(Collection entries)
===============

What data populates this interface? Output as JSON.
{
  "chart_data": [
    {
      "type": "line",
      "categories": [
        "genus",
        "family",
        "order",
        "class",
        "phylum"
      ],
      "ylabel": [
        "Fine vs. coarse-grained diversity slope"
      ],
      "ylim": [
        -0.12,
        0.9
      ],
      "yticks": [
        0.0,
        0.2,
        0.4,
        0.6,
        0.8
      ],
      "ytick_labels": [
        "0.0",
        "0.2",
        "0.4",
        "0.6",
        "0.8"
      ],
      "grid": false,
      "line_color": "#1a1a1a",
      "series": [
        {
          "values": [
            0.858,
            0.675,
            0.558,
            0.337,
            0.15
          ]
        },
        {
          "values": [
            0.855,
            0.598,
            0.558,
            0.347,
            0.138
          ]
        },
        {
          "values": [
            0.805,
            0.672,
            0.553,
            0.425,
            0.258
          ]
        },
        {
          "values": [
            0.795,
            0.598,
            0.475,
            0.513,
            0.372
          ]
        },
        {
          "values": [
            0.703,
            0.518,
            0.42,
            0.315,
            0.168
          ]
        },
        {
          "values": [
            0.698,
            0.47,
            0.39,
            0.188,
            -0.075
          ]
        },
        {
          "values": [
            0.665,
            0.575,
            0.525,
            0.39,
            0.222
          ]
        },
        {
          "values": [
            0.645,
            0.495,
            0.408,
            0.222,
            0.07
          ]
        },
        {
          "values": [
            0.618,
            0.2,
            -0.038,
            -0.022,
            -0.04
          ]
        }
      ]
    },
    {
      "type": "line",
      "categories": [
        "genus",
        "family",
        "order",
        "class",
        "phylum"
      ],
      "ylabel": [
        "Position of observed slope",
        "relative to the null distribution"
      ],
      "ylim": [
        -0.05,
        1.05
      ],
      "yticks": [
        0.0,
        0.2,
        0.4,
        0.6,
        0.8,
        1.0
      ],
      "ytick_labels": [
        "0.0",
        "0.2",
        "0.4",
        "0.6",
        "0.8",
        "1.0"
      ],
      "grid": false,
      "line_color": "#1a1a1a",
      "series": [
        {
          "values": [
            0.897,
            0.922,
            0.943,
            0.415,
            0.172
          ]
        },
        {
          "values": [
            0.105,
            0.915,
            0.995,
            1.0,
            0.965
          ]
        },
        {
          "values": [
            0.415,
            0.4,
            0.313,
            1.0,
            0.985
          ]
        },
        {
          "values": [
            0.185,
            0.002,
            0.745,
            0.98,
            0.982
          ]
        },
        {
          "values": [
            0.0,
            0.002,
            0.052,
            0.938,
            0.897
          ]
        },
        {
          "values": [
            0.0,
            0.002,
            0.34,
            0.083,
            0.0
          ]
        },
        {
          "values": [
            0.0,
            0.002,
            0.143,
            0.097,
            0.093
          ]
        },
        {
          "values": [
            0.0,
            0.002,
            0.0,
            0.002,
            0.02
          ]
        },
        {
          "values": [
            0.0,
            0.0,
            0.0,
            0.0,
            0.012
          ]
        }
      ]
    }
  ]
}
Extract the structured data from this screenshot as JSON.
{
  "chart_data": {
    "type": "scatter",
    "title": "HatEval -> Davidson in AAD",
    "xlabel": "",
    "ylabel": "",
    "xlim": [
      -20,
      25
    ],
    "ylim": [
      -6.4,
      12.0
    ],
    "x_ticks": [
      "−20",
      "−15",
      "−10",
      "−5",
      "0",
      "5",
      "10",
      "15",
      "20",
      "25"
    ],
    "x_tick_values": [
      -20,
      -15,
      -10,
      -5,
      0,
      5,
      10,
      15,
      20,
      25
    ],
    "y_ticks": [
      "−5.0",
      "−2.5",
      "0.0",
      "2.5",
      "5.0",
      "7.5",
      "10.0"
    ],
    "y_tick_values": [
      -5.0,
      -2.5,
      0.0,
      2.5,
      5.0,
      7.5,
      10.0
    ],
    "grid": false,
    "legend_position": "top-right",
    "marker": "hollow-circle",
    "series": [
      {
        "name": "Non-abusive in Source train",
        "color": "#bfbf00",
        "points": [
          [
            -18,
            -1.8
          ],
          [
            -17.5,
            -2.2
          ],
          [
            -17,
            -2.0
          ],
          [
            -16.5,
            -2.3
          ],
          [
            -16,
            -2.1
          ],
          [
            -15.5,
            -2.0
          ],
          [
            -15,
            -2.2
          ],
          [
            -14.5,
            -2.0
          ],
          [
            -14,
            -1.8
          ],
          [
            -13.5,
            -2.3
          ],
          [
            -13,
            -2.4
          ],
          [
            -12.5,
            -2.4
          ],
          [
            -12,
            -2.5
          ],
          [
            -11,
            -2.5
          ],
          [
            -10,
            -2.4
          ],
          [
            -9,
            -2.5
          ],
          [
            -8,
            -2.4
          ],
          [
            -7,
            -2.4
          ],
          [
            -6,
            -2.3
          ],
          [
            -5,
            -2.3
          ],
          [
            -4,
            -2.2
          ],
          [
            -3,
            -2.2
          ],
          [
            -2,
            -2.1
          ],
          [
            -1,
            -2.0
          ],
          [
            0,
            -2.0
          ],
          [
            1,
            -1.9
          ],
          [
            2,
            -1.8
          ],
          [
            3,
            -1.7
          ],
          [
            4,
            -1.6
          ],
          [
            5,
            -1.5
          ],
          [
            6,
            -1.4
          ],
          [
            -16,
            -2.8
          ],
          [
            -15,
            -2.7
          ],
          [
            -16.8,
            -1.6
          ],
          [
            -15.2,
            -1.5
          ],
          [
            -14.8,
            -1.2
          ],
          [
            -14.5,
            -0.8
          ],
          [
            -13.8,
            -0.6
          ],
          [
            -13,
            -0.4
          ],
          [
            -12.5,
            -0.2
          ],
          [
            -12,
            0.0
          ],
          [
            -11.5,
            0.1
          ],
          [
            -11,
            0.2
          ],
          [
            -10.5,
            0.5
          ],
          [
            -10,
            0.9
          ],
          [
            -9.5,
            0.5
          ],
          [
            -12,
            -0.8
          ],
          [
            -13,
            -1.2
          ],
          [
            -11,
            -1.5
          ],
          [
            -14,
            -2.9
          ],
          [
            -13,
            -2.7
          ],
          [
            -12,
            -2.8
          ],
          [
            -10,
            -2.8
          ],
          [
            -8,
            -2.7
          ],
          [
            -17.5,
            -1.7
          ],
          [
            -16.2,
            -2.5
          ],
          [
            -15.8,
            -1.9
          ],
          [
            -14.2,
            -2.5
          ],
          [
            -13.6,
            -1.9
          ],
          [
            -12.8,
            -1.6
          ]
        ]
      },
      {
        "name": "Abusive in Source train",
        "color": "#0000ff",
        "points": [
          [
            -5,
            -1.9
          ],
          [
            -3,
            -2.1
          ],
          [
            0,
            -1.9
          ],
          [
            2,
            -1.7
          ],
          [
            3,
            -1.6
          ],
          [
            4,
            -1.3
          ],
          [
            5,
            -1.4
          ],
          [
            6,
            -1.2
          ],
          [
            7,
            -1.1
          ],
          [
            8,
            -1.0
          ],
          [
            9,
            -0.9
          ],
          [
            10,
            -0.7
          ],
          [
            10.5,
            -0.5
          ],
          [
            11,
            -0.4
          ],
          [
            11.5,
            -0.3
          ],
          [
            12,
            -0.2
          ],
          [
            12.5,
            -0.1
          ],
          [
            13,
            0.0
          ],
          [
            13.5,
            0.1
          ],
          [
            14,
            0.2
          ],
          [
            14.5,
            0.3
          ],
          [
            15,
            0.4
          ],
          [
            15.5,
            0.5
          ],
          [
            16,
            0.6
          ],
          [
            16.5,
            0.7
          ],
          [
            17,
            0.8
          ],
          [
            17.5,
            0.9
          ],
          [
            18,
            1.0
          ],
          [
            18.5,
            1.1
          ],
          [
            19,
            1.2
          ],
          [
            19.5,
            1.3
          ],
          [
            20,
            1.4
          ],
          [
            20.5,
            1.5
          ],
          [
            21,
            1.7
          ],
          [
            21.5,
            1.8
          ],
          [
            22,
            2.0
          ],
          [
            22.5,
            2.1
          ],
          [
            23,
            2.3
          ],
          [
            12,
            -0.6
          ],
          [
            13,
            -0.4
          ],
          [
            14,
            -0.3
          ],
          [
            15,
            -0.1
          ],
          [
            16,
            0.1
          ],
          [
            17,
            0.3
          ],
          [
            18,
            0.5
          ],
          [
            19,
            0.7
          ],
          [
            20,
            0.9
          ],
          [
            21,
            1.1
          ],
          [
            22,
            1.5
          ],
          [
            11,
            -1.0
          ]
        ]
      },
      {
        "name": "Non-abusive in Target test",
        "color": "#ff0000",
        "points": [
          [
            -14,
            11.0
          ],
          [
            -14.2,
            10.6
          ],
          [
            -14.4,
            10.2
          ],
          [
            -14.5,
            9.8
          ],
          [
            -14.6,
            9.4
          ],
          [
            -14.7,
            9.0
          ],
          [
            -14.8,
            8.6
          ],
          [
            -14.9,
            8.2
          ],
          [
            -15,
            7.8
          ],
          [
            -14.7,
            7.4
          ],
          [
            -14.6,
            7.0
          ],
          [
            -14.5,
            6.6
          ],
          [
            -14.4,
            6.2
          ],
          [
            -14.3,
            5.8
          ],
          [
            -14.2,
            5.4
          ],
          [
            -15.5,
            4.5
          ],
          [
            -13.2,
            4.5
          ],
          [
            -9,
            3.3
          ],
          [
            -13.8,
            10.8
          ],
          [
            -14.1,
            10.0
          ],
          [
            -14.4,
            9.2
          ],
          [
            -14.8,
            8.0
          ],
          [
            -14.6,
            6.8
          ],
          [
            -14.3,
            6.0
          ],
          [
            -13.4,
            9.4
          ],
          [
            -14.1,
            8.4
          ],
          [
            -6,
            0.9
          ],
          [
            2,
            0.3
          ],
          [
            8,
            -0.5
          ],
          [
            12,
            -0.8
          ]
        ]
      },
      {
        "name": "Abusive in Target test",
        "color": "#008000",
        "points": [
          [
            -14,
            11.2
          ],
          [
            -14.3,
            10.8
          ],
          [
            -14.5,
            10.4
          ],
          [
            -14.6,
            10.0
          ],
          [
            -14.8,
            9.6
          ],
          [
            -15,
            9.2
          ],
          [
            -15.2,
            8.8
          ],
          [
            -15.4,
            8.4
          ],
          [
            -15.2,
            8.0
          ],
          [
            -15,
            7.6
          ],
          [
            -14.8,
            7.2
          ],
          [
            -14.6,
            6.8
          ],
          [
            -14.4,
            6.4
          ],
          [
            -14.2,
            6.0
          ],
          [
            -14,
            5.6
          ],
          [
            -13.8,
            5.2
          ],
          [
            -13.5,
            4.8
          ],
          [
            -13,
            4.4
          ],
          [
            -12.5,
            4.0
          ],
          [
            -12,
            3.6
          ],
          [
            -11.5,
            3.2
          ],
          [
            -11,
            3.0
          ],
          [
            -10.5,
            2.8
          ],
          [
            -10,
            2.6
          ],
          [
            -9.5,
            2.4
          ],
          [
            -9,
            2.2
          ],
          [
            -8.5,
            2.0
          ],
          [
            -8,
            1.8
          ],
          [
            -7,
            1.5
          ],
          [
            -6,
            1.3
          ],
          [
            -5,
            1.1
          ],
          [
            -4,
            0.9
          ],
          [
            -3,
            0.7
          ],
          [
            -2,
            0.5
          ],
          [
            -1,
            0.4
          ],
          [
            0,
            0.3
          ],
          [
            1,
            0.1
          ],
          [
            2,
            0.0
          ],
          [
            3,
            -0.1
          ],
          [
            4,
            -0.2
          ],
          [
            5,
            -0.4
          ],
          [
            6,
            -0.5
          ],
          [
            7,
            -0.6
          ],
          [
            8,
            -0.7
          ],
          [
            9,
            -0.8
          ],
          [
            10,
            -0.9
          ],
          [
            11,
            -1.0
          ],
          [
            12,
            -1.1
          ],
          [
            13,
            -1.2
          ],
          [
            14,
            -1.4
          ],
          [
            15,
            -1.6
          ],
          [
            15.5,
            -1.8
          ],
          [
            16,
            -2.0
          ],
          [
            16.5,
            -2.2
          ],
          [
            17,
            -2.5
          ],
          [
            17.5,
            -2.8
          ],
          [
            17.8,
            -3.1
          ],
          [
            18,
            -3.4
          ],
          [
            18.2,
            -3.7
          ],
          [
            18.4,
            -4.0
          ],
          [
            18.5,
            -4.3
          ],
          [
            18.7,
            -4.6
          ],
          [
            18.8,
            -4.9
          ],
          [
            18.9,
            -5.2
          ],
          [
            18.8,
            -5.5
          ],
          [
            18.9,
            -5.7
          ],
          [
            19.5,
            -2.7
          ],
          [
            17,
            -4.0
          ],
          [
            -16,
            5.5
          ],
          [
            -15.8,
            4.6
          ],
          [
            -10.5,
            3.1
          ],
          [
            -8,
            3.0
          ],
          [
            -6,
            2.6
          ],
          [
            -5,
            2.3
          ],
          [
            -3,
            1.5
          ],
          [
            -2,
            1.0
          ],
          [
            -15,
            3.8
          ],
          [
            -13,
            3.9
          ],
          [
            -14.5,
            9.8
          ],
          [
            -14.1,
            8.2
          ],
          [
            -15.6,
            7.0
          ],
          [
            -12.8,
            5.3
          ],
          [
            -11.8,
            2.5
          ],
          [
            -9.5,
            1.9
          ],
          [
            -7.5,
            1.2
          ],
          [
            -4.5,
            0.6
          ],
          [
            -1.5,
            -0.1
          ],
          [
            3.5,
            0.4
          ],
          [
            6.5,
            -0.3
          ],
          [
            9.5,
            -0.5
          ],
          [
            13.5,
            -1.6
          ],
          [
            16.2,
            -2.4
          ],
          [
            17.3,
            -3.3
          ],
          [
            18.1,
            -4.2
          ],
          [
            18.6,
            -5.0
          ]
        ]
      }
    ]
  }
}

===============

Count the lines in the records above that hold the word "Target", and give only that number.

TASK ANSWER: 2